:: EXCERPTED PASSAGE ::

▼

2 Putting the pieces together

The macrophage experiment has samples across 2 contexts, the host and parasite. The following block sets up one experiment for each. If you open the all_samples-species.xlsx files, you will note immediately that a few different attempts were made at ascertaining the most likely experimental factors that contributed to the readily apparent batch effects.

2.1 The human transcriptome mappings

Keep in mind that if I change the experimental design with new annotations, I must therefore regenerate the following.

hs_final_annotations <- hs_annotations
hs_final_annotations <- hs_final_annotations[, c("ensembl_transcript_id", "ensembl_gene_id",
                                                 "hgnc_symbol", "description", "gene_biotype")]
hs_final_annotations$rn <- rownames(hs_final_annotations)
note <- "New experimental design factors by snp added 2016-09-20"
hs_final_annotations <- merge(hs_final_annotations, g2c_df,
                              by.x="hgnc_symbol", by.y="row.names", all.x=TRUE)
rownames(hs_final_annotations) <- hs_final_annotations$rn
hs_final_annotations$rn <- NULL
na_idx <- is.na(hs_final_annotations$xcell_types)
hs_final_annotations[na_idx, "xcell_types"] <- ""

hs_expt <- sm(create_expt("sample_sheets/all_samples-combined.xlsx",
                          gene_info=hs_final_annotations,
                          file_column="humanfile",
                          notes=note))
hs_annotations <- fData(hs_expt)
undef_idx <- hs_annotations == "undefined"
hs_annotations[undef_idx] <- FALSE
fData(hs_expt[["expressionset"]]) <- hs_annotations

knitr::kable(head(hs_expt$design, n=1))

	sampleid	pathogenstrain	experimentname	tubelabel	alias	condition	batch	anotherbatch	snpclade	snpcladev2	snpcladev3	pathogenstrain.1	label	donor	time	pctmappedparasite	pctcategory	state	sourcelab	expperson	pathogen	host	hostcelltype	noofhostcells	infectionperiodhpitimeofharvest	moiexposure	parasitespercell	pctinf	rnangul	rnaqcpassed	libraryconst	libqcpassed	index	descriptonandremarks	observation	lowercaseid	humanfile	parasitefile	file
HPGL0241	HPGL0241	none	macrophage	TM130-Nil (Blue label)	Nil	uninf	a	a	undef	undef	undef	none	uninf_1	d130	undef	undef	0	uninfected	Ade	Adriana	none	Human	Human macs	Max 2 mill	2h - 24h chase period	NA	unknown	unknown	468	Y	Wanderson	Y	1	Uninfected human macrophages	NA	hpgl0241	preprocessing/hpgl0241/outputs/tophat_hsapiens/accepted_paired.count.xz	undef	null

cds_entries <- fData(hs_expt)

▲

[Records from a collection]
▼

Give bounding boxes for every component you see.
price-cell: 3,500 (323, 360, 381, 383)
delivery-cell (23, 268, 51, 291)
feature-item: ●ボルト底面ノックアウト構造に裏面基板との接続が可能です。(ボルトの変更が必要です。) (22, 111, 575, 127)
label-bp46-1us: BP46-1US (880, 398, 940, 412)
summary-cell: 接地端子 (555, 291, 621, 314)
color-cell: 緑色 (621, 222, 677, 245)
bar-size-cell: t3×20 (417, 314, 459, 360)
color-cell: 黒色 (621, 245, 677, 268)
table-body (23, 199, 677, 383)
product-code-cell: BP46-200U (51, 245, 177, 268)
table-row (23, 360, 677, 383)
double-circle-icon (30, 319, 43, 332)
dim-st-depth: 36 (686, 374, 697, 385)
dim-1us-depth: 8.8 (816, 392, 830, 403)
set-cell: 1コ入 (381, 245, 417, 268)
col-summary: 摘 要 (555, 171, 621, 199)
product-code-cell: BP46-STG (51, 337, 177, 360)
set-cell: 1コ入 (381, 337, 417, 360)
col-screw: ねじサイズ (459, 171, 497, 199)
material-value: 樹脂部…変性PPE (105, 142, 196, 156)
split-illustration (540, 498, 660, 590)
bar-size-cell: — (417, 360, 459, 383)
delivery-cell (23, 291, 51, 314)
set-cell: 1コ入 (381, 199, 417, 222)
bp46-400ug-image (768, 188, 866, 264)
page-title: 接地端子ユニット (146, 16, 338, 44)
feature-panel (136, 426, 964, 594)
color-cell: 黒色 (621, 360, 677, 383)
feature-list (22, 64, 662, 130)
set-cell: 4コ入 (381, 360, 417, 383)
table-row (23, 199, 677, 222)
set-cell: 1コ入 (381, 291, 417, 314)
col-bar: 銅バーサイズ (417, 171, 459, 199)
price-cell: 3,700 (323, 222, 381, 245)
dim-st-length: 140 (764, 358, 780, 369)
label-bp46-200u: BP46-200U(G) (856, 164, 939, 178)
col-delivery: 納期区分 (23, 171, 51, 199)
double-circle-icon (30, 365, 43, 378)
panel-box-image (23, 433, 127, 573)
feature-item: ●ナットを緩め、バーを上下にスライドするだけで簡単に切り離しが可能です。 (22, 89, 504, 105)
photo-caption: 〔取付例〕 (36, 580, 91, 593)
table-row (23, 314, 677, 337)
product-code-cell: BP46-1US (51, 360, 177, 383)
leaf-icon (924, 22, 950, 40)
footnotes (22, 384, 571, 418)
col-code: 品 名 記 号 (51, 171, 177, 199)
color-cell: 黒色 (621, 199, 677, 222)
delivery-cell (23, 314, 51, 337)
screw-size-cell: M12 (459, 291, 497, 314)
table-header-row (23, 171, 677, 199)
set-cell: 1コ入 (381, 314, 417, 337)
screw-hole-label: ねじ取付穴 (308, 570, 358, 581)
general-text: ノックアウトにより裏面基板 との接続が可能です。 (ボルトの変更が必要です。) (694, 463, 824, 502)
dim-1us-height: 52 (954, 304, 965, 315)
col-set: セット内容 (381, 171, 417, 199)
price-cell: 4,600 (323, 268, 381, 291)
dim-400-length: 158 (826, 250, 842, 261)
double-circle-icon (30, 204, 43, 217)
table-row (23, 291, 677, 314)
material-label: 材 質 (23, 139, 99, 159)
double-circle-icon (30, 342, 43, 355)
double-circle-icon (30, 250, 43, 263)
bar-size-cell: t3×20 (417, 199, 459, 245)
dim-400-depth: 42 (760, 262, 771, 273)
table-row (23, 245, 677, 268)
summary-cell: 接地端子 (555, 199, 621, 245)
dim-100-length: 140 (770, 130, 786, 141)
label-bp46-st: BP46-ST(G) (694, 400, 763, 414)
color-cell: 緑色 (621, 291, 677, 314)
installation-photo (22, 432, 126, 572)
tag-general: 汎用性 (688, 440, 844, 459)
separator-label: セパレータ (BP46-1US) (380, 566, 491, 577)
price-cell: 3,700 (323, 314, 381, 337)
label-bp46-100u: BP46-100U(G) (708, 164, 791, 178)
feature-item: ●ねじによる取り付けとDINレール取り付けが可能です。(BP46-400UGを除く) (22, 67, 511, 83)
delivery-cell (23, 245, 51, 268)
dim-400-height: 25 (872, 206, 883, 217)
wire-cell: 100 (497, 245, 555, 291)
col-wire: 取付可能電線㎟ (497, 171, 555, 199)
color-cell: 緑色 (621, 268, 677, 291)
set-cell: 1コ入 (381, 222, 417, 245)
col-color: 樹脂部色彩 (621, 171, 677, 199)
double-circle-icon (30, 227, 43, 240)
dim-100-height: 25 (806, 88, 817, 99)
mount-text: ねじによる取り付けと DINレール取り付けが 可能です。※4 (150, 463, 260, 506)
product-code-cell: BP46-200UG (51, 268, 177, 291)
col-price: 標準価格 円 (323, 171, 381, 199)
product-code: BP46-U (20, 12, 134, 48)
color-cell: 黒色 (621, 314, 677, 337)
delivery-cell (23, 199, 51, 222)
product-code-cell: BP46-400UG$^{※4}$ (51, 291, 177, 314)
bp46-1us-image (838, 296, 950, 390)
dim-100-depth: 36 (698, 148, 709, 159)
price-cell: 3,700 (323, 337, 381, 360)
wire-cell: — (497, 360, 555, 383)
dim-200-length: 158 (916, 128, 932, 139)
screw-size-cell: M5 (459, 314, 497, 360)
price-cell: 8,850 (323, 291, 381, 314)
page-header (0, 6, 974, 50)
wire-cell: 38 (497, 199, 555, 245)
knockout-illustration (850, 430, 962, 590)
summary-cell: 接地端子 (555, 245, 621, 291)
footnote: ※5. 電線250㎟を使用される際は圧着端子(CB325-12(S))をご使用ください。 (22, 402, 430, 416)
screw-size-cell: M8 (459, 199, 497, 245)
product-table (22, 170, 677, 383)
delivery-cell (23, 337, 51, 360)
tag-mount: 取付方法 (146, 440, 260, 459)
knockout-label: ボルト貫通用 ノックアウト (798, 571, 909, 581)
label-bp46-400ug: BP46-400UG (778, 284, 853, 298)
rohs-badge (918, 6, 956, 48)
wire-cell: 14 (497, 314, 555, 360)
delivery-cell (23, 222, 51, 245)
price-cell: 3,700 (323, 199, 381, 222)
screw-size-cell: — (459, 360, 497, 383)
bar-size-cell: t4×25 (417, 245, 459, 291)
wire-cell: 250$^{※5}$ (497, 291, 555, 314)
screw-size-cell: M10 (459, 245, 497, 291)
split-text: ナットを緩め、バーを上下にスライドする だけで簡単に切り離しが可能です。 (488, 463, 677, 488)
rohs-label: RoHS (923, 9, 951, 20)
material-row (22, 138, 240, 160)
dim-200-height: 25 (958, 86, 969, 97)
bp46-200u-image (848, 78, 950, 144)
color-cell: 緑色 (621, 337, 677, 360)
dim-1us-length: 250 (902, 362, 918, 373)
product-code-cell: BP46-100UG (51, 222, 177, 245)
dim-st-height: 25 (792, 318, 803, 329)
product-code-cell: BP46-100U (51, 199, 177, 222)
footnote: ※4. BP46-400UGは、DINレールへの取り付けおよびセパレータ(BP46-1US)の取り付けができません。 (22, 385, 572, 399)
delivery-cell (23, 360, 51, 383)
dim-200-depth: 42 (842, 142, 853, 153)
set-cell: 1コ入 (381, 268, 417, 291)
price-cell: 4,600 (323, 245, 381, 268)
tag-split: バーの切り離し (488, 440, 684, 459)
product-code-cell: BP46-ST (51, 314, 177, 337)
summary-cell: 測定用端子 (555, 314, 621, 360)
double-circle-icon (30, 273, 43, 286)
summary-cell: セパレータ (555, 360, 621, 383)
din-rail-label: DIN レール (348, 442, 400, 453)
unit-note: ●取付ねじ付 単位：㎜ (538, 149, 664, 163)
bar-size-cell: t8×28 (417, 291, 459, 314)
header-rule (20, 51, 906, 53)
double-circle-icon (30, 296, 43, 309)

▲

:: QUESTIONS TO ANSWER ::
**1.** From the macrophage experiment text, list the column names that are kept when hs_final_annotations is subset.
**2.** Proceed with the macrophage experiment text, continuing on from its final line of code.

:: ANSWERS BELOW ::
**1.** ensembl_transcript_id, ensembl_gene_id, hgnc_symbol, description, gene_biotype

**2.**
cds_entries <- cds_entries[["gene_biotype"]] == "protein_coding"
hs_cds_expt <- hs_expt
hs_cds_expt$expressionset <- hs_cds_expt$expressionset[cds_entries, ]
new_cds_entries <- fData(hs_cds_expt)

2.2 The parasite transcriptome mappings

parasite_expt <- sm(create_expt("sample_sheets/all_samples-combined.xlsx",
                             gene_info=lp_annotations, file_column="parasitefile"))
knitr::kable(head(parasite_expt$design, n=3),
             caption="The first three rows of the parasite experimental design.")

The first three rows of the parasite experimental design.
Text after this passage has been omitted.